* **Given instruction**
Count every line in the entries that contains "tràmits". Report that count alone.
-- start of Supplied information --
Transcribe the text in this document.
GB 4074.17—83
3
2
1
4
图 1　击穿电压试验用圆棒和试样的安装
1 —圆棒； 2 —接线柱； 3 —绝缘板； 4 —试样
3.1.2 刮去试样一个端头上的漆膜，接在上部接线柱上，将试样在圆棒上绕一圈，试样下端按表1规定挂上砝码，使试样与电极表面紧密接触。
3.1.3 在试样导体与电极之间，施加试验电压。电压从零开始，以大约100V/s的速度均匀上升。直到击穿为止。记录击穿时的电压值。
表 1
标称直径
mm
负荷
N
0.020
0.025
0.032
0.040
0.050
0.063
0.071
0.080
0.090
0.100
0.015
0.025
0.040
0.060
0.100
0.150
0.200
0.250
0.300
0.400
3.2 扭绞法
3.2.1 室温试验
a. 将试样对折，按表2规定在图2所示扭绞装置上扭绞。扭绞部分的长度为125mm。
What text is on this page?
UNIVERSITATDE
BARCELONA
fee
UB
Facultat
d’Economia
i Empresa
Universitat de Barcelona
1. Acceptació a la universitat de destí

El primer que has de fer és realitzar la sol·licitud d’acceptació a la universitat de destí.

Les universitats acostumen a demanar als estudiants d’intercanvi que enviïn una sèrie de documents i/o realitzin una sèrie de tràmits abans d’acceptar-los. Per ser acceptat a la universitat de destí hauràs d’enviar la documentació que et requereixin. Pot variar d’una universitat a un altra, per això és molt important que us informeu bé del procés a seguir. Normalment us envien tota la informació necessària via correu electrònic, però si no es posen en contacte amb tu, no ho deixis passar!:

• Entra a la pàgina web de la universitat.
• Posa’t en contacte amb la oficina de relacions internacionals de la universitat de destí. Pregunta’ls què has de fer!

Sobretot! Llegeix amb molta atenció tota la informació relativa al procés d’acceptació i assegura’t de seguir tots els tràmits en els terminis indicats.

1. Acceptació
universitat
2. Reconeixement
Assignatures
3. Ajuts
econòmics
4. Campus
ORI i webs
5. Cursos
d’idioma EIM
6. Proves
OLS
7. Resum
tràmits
-- end of Supplied information --
* **Task solution**
3